## EXERCISE OBJECTIVE
Reproduce exactly the lines beginning with the line that contains "Serialize everything readable" and ending at the final line of the material below.

Items from a dataset
+---+

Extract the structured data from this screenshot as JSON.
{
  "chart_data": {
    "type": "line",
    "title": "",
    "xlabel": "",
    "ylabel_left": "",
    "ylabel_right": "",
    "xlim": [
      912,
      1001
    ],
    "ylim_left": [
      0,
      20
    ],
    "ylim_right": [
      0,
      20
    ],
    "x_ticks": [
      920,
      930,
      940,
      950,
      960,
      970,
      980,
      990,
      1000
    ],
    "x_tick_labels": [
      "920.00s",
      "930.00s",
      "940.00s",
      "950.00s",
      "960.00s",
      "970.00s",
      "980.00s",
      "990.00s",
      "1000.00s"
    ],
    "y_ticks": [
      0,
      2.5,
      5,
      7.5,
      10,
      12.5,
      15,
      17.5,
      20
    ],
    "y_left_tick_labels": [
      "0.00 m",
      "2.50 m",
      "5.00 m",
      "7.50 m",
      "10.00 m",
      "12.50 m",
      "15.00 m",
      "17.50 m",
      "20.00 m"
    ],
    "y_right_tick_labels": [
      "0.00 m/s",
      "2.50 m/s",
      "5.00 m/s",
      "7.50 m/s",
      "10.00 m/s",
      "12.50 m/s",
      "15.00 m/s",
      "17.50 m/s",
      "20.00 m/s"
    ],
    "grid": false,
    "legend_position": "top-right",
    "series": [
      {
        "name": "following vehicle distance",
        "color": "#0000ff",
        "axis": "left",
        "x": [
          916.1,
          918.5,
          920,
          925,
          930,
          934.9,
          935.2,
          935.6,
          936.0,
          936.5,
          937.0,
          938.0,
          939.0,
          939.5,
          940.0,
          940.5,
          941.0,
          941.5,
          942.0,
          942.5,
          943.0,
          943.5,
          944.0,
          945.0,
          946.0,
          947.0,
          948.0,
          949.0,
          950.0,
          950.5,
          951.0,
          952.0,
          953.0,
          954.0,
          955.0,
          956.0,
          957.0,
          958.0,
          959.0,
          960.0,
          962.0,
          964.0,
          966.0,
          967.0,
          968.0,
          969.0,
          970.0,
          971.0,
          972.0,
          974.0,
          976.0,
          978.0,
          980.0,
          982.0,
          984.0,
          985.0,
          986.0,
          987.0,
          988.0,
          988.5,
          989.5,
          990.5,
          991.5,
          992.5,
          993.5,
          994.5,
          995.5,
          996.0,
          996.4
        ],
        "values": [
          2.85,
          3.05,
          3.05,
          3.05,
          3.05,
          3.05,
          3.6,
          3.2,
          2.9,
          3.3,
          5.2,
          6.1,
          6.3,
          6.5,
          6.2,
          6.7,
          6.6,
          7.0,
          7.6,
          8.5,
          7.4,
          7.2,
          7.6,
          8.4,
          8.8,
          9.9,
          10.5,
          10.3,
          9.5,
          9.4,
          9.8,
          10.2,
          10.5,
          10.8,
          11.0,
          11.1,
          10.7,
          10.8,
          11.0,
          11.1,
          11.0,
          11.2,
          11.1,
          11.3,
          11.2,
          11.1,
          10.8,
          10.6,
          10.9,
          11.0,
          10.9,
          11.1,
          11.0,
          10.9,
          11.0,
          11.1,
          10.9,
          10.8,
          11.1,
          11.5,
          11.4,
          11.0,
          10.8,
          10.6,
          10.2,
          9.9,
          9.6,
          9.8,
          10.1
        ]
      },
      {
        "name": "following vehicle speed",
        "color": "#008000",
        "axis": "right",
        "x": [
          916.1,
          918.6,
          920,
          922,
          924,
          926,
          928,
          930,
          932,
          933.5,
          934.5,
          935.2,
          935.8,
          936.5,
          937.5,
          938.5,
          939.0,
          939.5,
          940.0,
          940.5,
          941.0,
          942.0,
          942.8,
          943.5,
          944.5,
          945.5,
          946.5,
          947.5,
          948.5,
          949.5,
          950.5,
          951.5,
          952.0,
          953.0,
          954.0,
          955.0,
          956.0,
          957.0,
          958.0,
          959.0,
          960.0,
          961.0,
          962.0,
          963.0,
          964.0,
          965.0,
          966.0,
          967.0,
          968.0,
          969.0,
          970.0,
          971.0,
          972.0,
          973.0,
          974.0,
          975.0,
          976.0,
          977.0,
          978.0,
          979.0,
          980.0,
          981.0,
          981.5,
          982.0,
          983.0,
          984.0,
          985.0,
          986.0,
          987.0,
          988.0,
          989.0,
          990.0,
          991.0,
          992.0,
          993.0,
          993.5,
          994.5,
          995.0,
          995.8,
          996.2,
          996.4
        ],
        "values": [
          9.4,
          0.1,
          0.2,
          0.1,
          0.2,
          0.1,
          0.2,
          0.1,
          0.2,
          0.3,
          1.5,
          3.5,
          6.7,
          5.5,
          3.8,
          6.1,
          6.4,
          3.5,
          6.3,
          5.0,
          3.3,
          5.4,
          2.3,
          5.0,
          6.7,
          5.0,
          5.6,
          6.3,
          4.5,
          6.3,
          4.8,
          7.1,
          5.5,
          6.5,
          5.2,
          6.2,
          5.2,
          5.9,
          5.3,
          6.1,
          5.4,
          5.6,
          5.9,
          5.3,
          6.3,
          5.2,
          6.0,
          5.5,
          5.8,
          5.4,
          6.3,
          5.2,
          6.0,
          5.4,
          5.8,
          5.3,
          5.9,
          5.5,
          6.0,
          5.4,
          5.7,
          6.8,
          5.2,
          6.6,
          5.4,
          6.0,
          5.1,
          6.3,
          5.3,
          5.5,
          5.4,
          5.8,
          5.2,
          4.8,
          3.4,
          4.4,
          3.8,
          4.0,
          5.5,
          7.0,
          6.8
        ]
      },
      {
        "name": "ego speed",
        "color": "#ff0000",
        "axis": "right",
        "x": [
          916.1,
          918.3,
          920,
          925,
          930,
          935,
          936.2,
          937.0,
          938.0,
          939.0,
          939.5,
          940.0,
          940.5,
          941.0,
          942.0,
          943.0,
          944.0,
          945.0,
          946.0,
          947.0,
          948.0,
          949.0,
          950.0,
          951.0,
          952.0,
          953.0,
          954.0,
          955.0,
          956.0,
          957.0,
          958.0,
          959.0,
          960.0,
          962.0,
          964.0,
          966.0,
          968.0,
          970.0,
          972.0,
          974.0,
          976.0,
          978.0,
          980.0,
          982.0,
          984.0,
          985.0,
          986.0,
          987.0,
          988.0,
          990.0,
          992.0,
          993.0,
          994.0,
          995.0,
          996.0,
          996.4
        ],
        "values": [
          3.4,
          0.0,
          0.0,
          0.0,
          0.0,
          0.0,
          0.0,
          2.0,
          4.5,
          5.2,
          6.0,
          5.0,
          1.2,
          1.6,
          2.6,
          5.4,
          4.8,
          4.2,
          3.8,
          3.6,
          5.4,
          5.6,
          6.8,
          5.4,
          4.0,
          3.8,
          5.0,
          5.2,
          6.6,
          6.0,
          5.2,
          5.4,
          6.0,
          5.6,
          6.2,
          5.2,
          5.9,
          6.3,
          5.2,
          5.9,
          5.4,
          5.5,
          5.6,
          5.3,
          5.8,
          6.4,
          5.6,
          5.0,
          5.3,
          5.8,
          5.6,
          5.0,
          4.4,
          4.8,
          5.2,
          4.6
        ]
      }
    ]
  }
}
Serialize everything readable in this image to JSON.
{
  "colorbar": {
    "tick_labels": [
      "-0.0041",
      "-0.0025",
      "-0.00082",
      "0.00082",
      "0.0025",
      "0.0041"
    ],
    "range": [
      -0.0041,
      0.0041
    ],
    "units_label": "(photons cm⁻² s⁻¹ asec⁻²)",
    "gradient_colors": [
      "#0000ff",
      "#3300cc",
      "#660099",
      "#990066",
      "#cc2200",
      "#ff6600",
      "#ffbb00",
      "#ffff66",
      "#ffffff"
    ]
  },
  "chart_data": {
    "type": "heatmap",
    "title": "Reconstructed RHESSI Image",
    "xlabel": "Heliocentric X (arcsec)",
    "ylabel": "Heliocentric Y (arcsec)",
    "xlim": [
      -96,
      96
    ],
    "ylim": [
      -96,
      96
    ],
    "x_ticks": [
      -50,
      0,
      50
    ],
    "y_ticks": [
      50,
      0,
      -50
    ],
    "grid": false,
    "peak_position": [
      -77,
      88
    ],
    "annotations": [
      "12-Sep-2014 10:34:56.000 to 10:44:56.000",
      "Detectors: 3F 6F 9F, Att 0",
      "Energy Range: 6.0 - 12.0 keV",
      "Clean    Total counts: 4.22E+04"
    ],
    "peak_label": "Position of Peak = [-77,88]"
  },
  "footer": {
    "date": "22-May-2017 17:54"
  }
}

+---+

## ANSWER FOR THIS EXERCISE
Serialize everything readable in this image to JSON.
{
  "colorbar": {
    "tick_labels": [
      "-0.0041",
      "-0.0025",
      "-0.00082",
      "0.00082",
      "0.0025",
      "0.0041"
    ],
    "range": [
      -0.0041,
      0.0041
    ],
    "units_label": "(photons cm⁻² s⁻¹ asec⁻²)",
    "gradient_colors": [
      "#0000ff",
      "#3300cc",
      "#660099",
      "#990066",
      "#cc2200",
      "#ff6600",
      "#ffbb00",
      "#ffff66",
      "#ffffff"
    ]
  },
  "chart_data": {
    "type": "heatmap",
    "title": "Reconstructed RHESSI Image",
    "xlabel": "Heliocentric X (arcsec)",
    "ylabel": "Heliocentric Y (arcsec)",
    "xlim": [
      -96,
      96
    ],
    "ylim": [
      -96,
      96
    ],
    "x_ticks": [
      -50,
      0,
      50
    ],
    "y_ticks": [
      50,
      0,
      -50
    ],
    "grid": false,
    "peak_position": [
      -77,
      88
    ],
    "annotations": [
      "12-Sep-2014 10:34:56.000 to 10:44:56.000",
      "Detectors: 3F 6F 9F, Att 0",
      "Energy Range: 6.0 - 12.0 keV",
      "Clean    Total counts: 4.22E+04"
    ],
    "peak_label": "Position of Peak = [-77,88]"
  },
  "footer": {
    "date": "22-May-2017 17:54"
  }
}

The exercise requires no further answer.